Format the records below as a Markdown table with the columns Row and Record text, putting each line in its own numbered row and skipping blank lines. Leave the pictures out of the table.

------ Provided data ------

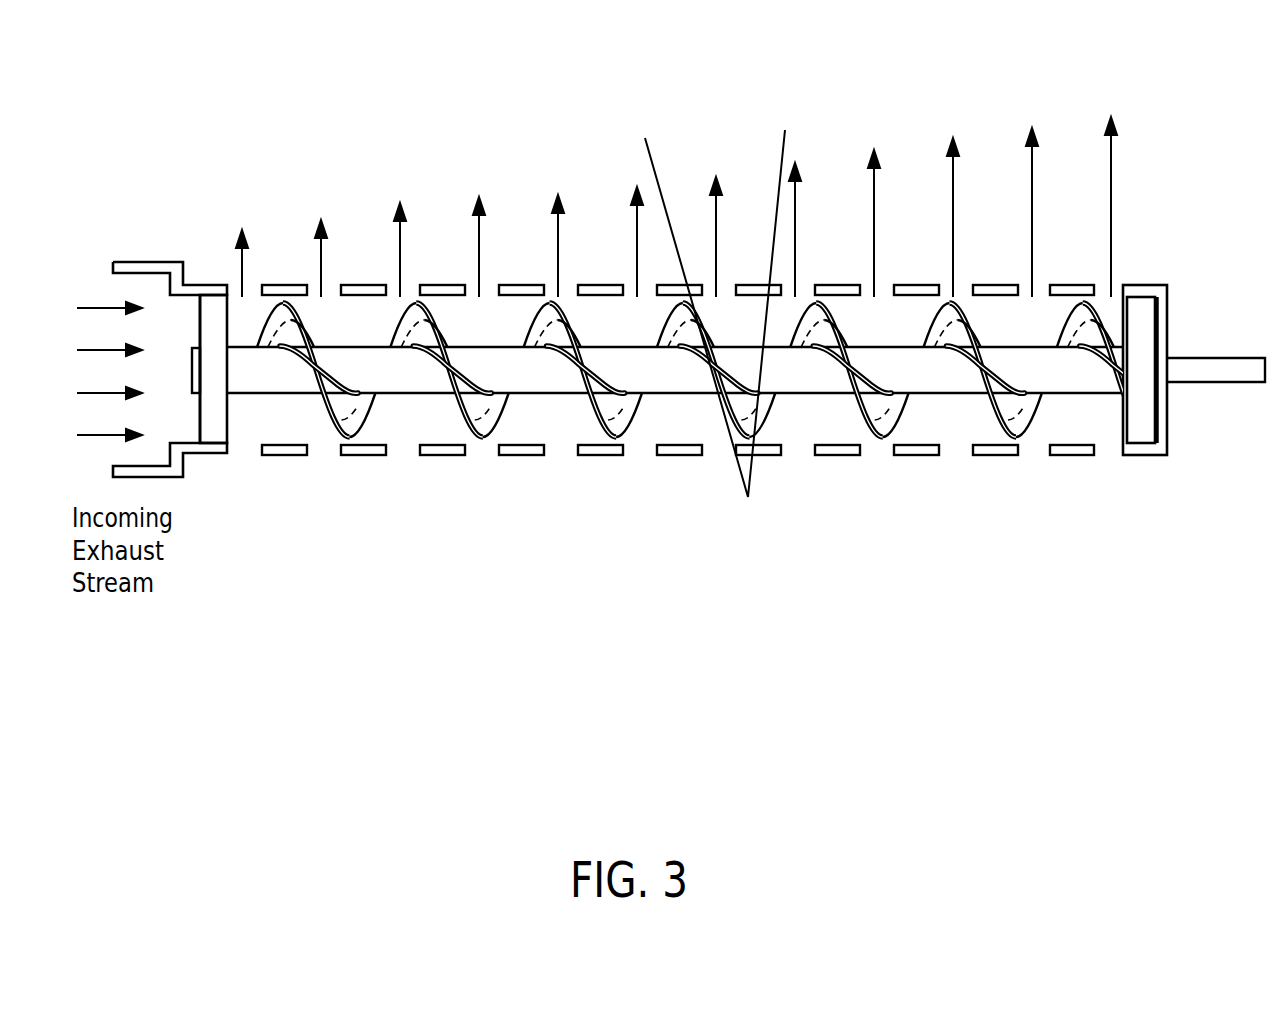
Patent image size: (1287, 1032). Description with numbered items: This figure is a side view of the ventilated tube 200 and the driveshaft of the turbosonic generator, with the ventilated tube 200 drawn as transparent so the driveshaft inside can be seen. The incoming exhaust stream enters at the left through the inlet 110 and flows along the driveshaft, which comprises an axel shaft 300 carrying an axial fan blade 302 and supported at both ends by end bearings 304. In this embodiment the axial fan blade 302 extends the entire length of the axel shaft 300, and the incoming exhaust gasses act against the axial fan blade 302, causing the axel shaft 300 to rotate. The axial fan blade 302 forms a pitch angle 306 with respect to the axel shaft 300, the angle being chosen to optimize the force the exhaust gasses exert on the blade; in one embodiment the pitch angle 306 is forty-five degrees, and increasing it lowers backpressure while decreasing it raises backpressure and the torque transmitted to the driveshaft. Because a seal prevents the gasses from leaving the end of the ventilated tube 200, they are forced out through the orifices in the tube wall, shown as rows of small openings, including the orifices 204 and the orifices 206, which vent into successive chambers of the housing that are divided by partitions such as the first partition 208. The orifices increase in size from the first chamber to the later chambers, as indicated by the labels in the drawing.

The inlet 110 is at (135, 270).
The ventilated tube 200 is at (508, 458).
The orifices 204 is at (554, 509).
The orifices 206 is at (712, 463).
The first partition 208 is at (886, 464).
The axel shaft 300 is at (813, 394).
The axial fan blade 302 is at (283, 317).
The end bearings 304 is at (215, 310).
The pitch angle 306 is at (776, 162).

------

Exercise answer:
| Row | Record text |
|---|---|
| 1 | Patent image size: (1287, 1032). Description with numbered items: This figure is a side view of the ventilated tube 200 and the driveshaft of the turbosonic generator, with the ventilated tube 200 drawn as transparent so the driveshaft inside can be seen. The incoming exhaust stream enters at the left through the inlet 110 and flows along the driveshaft, which comprises an axel shaft 300 carrying an axial fan blade 302 and supported at both ends by end bearings 304. In this embodiment the axial fan blade 302 extends the entire length of the axel shaft 300, and the incoming exhaust gasses act against the axial fan blade 302, causing the axel shaft 300 to rotate. The axial fan blade 302 forms a pitch angle 306 with respect to the axel shaft 300, the angle being chosen to optimize the force the exhaust gasses exert on the blade; in one embodiment the pitch angle 306 is forty-five degrees, and increasing it lowers backpressure while decreasing it raises backpressure and the torque transmitted to the driveshaft. Because a seal prevents the gasses from leaving the end of the ventilated tube 200, they are forced out through the orifices in the tube wall, shown as rows of small openings, including the orifices 204 and the orifices 206, which vent into successive chambers of the housing that are divided by partitions such as the first partition 208. The orifices increase in size from the first chamber to the later chambers, as indicated by the labels in the drawing. |
| 2 | The inlet 110 is at (135, 270). |
| 3 | The ventilated tube 200 is at (508, 458). |
| 4 | The orifices 204 is at (554, 509). |
| 5 | The orifices 206 is at (712, 463). |
| 6 | The first partition 208 is at (886, 464). |
| 7 | The axel shaft 300 is at (813, 394). |
| 8 | The axial fan blade 302 is at (283, 317). |
| 9 | The end bearings 304 is at (215, 310). |
| 10 | The pitch angle 306 is at (776, 162). |